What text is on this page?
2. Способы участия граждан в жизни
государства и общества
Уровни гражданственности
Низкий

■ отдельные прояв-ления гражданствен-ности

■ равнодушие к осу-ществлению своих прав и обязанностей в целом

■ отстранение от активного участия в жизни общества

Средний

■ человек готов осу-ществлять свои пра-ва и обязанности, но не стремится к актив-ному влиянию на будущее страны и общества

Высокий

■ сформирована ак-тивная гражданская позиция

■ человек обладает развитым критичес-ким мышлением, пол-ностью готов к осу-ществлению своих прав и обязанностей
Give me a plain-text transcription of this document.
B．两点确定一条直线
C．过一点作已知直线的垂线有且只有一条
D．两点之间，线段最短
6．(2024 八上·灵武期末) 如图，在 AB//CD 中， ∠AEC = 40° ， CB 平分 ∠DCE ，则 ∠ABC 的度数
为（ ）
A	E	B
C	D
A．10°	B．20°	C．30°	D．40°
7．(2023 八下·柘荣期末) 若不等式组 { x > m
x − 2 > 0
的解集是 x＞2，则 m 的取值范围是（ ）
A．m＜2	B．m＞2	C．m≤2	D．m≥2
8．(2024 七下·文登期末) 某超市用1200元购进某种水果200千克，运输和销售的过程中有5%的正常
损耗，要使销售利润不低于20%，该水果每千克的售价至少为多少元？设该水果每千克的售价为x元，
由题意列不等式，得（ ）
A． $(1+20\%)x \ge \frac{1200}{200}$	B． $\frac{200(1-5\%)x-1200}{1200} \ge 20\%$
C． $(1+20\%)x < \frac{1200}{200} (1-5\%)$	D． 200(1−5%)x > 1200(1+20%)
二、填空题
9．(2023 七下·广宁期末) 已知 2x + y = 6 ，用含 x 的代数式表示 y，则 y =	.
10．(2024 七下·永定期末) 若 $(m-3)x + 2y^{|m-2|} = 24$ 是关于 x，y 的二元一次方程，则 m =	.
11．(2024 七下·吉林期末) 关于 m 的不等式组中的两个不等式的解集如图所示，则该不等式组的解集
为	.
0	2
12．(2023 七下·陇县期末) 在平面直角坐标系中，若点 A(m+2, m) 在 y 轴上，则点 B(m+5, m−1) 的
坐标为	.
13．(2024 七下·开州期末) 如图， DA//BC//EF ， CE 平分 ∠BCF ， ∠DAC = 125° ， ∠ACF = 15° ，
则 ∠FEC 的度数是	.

**********

[WHAT NEEDS TO BE DONE] Reproduce the records word for word.

[WORKED SOLUTION]
What text is on this page?
2. Способы участия граждан в жизни
государства и общества
Уровни гражданственности
Низкий

■ отдельные прояв-ления гражданствен-ности

■ равнодушие к осу-ществлению своих прав и обязанностей в целом

■ отстранение от активного участия в жизни общества

Средний

■ человек готов осу-ществлять свои пра-ва и обязанности, но не стремится к актив-ному влиянию на будущее страны и общества

Высокий

■ сформирована ак-тивная гражданская позиция

■ человек обладает развитым критичес-ким мышлением, пол-ностью готов к осу-ществлению своих прав и обязанностей
Give me a plain-text transcription of this document.
B．两点确定一条直线
C．过一点作已知直线的垂线有且只有一条
D．两点之间，线段最短
6．(2024 八上·灵武期末) 如图，在 AB//CD 中， ∠AEC = 40° ， CB 平分 ∠DCE ，则 ∠ABC 的度数
为（ ）
A	E	B
C	D
A．10°	B．20°	C．30°	D．40°
7．(2023 八下·柘荣期末) 若不等式组 { x > m
x − 2 > 0
的解集是 x＞2，则 m 的取值范围是（ ）
A．m＜2	B．m＞2	C．m≤2	D．m≥2
8．(2024 七下·文登期末) 某超市用1200元购进某种水果200千克，运输和销售的过程中有5%的正常
损耗，要使销售利润不低于20%，该水果每千克的售价至少为多少元？设该水果每千克的售价为x元，
由题意列不等式，得（ ）
A． $(1+20\%)x \ge \frac{1200}{200}$	B． $\frac{200(1-5\%)x-1200}{1200} \ge 20\%$
C． $(1+20\%)x < \frac{1200}{200} (1-5\%)$	D． 200(1−5%)x > 1200(1+20%)
二、填空题
9．(2023 七下·广宁期末) 已知 2x + y = 6 ，用含 x 的代数式表示 y，则 y =	.
10．(2024 七下·永定期末) 若 $(m-3)x + 2y^{|m-2|} = 24$ 是关于 x，y 的二元一次方程，则 m =	.
11．(2024 七下·吉林期末) 关于 m 的不等式组中的两个不等式的解集如图所示，则该不等式组的解集
为	.
0	2
12．(2023 七下·陇县期末) 在平面直角坐标系中，若点 A(m+2, m) 在 y 轴上，则点 B(m+5, m−1) 的
坐标为	.
13．(2024 七下·开州期末) 如图， DA//BC//EF ， CE 平分 ∠BCF ， ∠DAC = 125° ， ∠ACF = 15° ，
则 ∠FEC 的度数是	.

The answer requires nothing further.